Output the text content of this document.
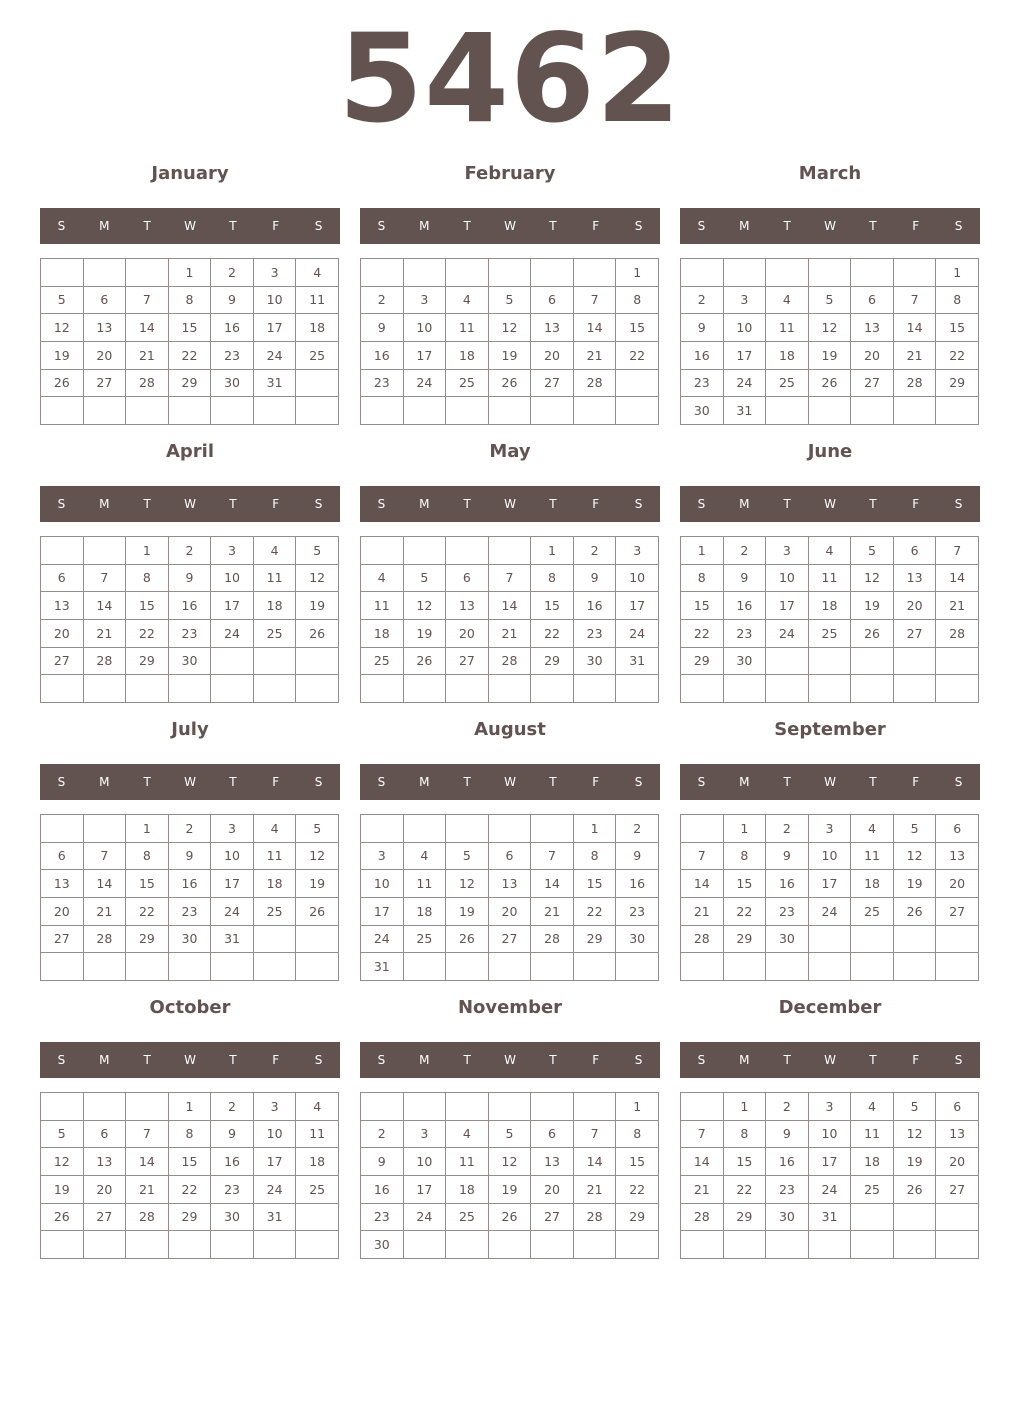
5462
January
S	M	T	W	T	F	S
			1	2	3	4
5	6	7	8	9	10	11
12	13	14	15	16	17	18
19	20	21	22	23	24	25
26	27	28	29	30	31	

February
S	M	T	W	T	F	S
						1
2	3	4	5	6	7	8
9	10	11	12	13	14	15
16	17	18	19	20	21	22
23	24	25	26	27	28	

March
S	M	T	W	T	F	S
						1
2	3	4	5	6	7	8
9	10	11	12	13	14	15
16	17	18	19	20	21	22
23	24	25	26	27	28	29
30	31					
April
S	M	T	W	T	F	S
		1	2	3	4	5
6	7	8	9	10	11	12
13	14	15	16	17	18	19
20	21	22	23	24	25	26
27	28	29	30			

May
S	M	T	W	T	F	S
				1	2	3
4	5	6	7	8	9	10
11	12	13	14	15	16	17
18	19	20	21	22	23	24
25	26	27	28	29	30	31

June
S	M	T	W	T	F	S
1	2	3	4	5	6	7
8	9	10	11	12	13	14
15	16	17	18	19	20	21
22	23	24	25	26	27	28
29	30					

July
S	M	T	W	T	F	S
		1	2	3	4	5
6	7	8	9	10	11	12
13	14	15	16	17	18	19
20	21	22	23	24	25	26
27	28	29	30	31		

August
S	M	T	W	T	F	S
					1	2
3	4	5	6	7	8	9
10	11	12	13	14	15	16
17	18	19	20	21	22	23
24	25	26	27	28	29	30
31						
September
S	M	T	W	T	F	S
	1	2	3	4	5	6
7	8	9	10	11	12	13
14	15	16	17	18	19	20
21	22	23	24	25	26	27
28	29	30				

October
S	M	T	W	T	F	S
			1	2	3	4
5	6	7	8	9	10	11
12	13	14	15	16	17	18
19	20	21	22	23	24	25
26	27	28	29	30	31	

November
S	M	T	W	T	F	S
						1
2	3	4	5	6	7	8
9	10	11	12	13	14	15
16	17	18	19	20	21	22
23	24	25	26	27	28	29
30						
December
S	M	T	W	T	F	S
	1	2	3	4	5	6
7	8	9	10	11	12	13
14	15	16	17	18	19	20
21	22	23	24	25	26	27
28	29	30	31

# TO DO:
Output the data exactly. Pictures don't belong in the result.

# COMPLETE OUTPUT:
Output the text content of this document.
5462
January
S	M	T	W	T	F	S
			1	2	3	4
5	6	7	8	9	10	11
12	13	14	15	16	17	18
19	20	21	22	23	24	25
26	27	28	29	30	31	

February
S	M	T	W	T	F	S
						1
2	3	4	5	6	7	8
9	10	11	12	13	14	15
16	17	18	19	20	21	22
23	24	25	26	27	28	

March
S	M	T	W	T	F	S
						1
2	3	4	5	6	7	8
9	10	11	12	13	14	15
16	17	18	19	20	21	22
23	24	25	26	27	28	29
30	31					
April
S	M	T	W	T	F	S
		1	2	3	4	5
6	7	8	9	10	11	12
13	14	15	16	17	18	19
20	21	22	23	24	25	26
27	28	29	30			

May
S	M	T	W	T	F	S
				1	2	3
4	5	6	7	8	9	10
11	12	13	14	15	16	17
18	19	20	21	22	23	24
25	26	27	28	29	30	31

June
S	M	T	W	T	F	S
1	2	3	4	5	6	7
8	9	10	11	12	13	14
15	16	17	18	19	20	21
22	23	24	25	26	27	28
29	30					

July
S	M	T	W	T	F	S
		1	2	3	4	5
6	7	8	9	10	11	12
13	14	15	16	17	18	19
20	21	22	23	24	25	26
27	28	29	30	31		

August
S	M	T	W	T	F	S
					1	2
3	4	5	6	7	8	9
10	11	12	13	14	15	16
17	18	19	20	21	22	23
24	25	26	27	28	29	30
31						
September
S	M	T	W	T	F	S
	1	2	3	4	5	6
7	8	9	10	11	12	13
14	15	16	17	18	19	20
21	22	23	24	25	26	27
28	29	30				

October
S	M	T	W	T	F	S
			1	2	3	4
5	6	7	8	9	10	11
12	13	14	15	16	17	18
19	20	21	22	23	24	25
26	27	28	29	30	31	

November
S	M	T	W	T	F	S
						1
2	3	4	5	6	7	8
9	10	11	12	13	14	15
16	17	18	19	20	21	22
23	24	25	26	27	28	29
30						
December
S	M	T	W	T	F	S
	1	2	3	4	5	6
7	8	9	10	11	12	13
14	15	16	17	18	19	20
21	22	23	24	25	26	27
28	29	30	31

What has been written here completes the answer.